_What to produce_
Copy out each line below exactly as written.

_Materials provided_
# # # # #

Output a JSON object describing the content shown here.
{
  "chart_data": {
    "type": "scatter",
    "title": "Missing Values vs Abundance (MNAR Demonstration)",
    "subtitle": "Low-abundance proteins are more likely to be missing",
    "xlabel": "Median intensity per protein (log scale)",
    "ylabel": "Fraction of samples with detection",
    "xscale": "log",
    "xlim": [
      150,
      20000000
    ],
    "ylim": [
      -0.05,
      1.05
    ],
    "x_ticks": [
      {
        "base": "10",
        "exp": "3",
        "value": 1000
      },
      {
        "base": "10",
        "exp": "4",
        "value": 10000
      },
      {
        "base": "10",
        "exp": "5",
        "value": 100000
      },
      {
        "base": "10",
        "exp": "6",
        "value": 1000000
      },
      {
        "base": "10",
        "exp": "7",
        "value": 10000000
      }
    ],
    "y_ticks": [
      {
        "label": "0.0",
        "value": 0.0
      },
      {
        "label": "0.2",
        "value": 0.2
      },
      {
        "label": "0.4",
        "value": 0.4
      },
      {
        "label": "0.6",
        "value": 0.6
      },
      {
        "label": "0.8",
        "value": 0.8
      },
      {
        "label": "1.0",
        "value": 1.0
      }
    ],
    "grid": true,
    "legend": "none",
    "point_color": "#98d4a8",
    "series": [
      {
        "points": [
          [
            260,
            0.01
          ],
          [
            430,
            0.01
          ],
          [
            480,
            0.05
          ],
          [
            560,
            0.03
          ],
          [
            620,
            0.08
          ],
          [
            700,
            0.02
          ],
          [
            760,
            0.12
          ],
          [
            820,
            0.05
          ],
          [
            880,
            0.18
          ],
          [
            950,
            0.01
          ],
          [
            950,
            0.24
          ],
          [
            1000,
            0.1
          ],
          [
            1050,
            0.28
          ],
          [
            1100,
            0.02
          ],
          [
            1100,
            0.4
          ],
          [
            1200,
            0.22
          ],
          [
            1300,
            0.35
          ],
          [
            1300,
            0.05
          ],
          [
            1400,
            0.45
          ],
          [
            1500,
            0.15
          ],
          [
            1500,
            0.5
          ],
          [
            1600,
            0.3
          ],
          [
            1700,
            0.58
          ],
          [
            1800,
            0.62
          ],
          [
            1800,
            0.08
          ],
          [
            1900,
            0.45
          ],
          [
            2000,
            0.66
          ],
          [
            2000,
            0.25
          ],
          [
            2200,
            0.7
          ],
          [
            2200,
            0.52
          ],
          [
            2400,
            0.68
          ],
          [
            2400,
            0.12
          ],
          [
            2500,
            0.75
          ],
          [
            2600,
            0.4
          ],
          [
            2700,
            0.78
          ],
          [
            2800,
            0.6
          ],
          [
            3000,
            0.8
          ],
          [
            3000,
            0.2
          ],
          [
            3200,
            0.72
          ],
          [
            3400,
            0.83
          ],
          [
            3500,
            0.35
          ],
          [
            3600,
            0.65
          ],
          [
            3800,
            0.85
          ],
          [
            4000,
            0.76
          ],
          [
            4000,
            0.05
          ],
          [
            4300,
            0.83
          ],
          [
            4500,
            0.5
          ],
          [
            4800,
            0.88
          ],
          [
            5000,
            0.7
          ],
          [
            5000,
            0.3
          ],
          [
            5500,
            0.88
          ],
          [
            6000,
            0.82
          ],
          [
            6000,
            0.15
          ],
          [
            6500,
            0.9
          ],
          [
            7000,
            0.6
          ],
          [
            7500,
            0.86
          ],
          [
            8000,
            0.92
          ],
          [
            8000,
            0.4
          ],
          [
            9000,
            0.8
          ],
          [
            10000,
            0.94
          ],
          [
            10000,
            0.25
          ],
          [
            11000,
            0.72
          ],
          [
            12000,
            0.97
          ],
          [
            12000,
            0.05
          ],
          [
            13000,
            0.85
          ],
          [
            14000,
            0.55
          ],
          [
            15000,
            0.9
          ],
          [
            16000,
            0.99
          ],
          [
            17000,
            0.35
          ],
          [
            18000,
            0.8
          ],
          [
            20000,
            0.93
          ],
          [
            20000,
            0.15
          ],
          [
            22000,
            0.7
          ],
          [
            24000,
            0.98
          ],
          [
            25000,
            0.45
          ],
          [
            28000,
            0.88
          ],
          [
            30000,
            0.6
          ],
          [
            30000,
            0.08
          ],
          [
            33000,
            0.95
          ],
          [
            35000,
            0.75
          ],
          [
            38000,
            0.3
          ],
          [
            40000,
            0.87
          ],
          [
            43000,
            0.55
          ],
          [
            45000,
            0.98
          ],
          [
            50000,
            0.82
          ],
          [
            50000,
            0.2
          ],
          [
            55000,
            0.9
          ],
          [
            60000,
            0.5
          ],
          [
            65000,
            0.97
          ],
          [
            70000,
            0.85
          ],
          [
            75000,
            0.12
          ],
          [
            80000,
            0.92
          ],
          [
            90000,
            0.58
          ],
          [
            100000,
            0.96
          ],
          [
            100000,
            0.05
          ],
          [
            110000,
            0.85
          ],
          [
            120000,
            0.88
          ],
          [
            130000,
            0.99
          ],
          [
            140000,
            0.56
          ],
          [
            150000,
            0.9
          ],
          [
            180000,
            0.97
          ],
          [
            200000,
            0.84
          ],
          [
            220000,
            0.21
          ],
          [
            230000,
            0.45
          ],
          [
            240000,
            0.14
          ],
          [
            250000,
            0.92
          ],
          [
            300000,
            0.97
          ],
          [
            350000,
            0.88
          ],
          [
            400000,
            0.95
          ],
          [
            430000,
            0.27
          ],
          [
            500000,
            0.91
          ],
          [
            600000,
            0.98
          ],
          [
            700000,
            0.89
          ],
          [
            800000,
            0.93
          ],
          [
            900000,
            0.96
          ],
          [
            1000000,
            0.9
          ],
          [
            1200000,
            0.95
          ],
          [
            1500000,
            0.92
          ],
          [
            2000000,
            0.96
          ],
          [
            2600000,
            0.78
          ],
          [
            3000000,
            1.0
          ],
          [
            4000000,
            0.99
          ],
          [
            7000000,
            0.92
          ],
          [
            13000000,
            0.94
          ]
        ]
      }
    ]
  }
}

# # # # #

_Answer area_
Output a JSON object describing the content shown here.
{
  "chart_data": {
    "type": "scatter",
    "title": "Missing Values vs Abundance (MNAR Demonstration)",
    "subtitle": "Low-abundance proteins are more likely to be missing",
    "xlabel": "Median intensity per protein (log scale)",
    "ylabel": "Fraction of samples with detection",
    "xscale": "log",
    "xlim": [
      150,
      20000000
    ],
    "ylim": [
      -0.05,
      1.05
    ],
    "x_ticks": [
      {
        "base": "10",
        "exp": "3",
        "value": 1000
      },
      {
        "base": "10",
        "exp": "4",
        "value": 10000
      },
      {
        "base": "10",
        "exp": "5",
        "value": 100000
      },
      {
        "base": "10",
        "exp": "6",
        "value": 1000000
      },
      {
        "base": "10",
        "exp": "7",
        "value": 10000000
      }
    ],
    "y_ticks": [
      {
        "label": "0.0",
        "value": 0.0
      },
      {
        "label": "0.2",
        "value": 0.2
      },
      {
        "label": "0.4",
        "value": 0.4
      },
      {
        "label": "0.6",
        "value": 0.6
      },
      {
        "label": "0.8",
        "value": 0.8
      },
      {
        "label": "1.0",
        "value": 1.0
      }
    ],
    "grid": true,
    "legend": "none",
    "point_color": "#98d4a8",
    "series": [
      {
        "points": [
          [
            260,
            0.01
          ],
          [
            430,
            0.01
          ],
          [
            480,
            0.05
          ],
          [
            560,
            0.03
          ],
          [
            620,
            0.08
          ],
          [
            700,
            0.02
          ],
          [
            760,
            0.12
          ],
          [
            820,
            0.05
          ],
          [
            880,
            0.18
          ],
          [
            950,
            0.01
          ],
          [
            950,
            0.24
          ],
          [
            1000,
            0.1
          ],
          [
            1050,
            0.28
          ],
          [
            1100,
            0.02
          ],
          [
            1100,
            0.4
          ],
          [
            1200,
            0.22
          ],
          [
            1300,
            0.35
          ],
          [
            1300,
            0.05
          ],
          [
            1400,
            0.45
          ],
          [
            1500,
            0.15
          ],
          [
            1500,
            0.5
          ],
          [
            1600,
            0.3
          ],
          [
            1700,
            0.58
          ],
          [
            1800,
            0.62
          ],
          [
            1800,
            0.08
          ],
          [
            1900,
            0.45
          ],
          [
            2000,
            0.66
          ],
          [
            2000,
            0.25
          ],
          [
            2200,
            0.7
          ],
          [
            2200,
            0.52
          ],
          [
            2400,
            0.68
          ],
          [
            2400,
            0.12
          ],
          [
            2500,
            0.75
          ],
          [
            2600,
            0.4
          ],
          [
            2700,
            0.78
          ],
          [
            2800,
            0.6
          ],
          [
            3000,
            0.8
          ],
          [
            3000,
            0.2
          ],
          [
            3200,
            0.72
          ],
          [
            3400,
            0.83
          ],
          [
            3500,
            0.35
          ],
          [
            3600,
            0.65
          ],
          [
            3800,
            0.85
          ],
          [
            4000,
            0.76
          ],
          [
            4000,
            0.05
          ],
          [
            4300,
            0.83
          ],
          [
            4500,
            0.5
          ],
          [
            4800,
            0.88
          ],
          [
            5000,
            0.7
          ],
          [
            5000,
            0.3
          ],
          [
            5500,
            0.88
          ],
          [
            6000,
            0.82
          ],
          [
            6000,
            0.15
          ],
          [
            6500,
            0.9
          ],
          [
            7000,
            0.6
          ],
          [
            7500,
            0.86
          ],
          [
            8000,
            0.92
          ],
          [
            8000,
            0.4
          ],
          [
            9000,
            0.8
          ],
          [
            10000,
            0.94
          ],
          [
            10000,
            0.25
          ],
          [
            11000,
            0.72
          ],
          [
            12000,
            0.97
          ],
          [
            12000,
            0.05
          ],
          [
            13000,
            0.85
          ],
          [
            14000,
            0.55
          ],
          [
            15000,
            0.9
          ],
          [
            16000,
            0.99
          ],
          [
            17000,
            0.35
          ],
          [
            18000,
            0.8
          ],
          [
            20000,
            0.93
          ],
          [
            20000,
            0.15
          ],
          [
            22000,
            0.7
          ],
          [
            24000,
            0.98
          ],
          [
            25000,
            0.45
          ],
          [
            28000,
            0.88
          ],
          [
            30000,
            0.6
          ],
          [
            30000,
            0.08
          ],
          [
            33000,
            0.95
          ],
          [
            35000,
            0.75
          ],
          [
            38000,
            0.3
          ],
          [
            40000,
            0.87
          ],
          [
            43000,
            0.55
          ],
          [
            45000,
            0.98
          ],
          [
            50000,
            0.82
          ],
          [
            50000,
            0.2
          ],
          [
            55000,
            0.9
          ],
          [
            60000,
            0.5
          ],
          [
            65000,
            0.97
          ],
          [
            70000,
            0.85
          ],
          [
            75000,
            0.12
          ],
          [
            80000,
            0.92
          ],
          [
            90000,
            0.58
          ],
          [
            100000,
            0.96
          ],
          [
            100000,
            0.05
          ],
          [
            110000,
            0.85
          ],
          [
            120000,
            0.88
          ],
          [
            130000,
            0.99
          ],
          [
            140000,
            0.56
          ],
          [
            150000,
            0.9
          ],
          [
            180000,
            0.97
          ],
          [
            200000,
            0.84
          ],
          [
            220000,
            0.21
          ],
          [
            230000,
            0.45
          ],
          [
            240000,
            0.14
          ],
          [
            250000,
            0.92
          ],
          [
            300000,
            0.97
          ],
          [
            350000,
            0.88
          ],
          [
            400000,
            0.95
          ],
          [
            430000,
            0.27
          ],
          [
            500000,
            0.91
          ],
          [
            600000,
            0.98
          ],
          [
            700000,
            0.89
          ],
          [
            800000,
            0.93
          ],
          [
            900000,
            0.96
          ],
          [
            1000000,
            0.9
          ],
          [
            1200000,
            0.95
          ],
          [
            1500000,
            0.92
          ],
          [
            2000000,
            0.96
          ],
          [
            2600000,
            0.78
          ],
          [
            3000000,
            1.0
          ],
          [
            4000000,
            0.99
          ],
          [
            7000000,
            0.92
          ],
          [
            13000000,
            0.94
          ]
        ]
      }
    ]
  }
}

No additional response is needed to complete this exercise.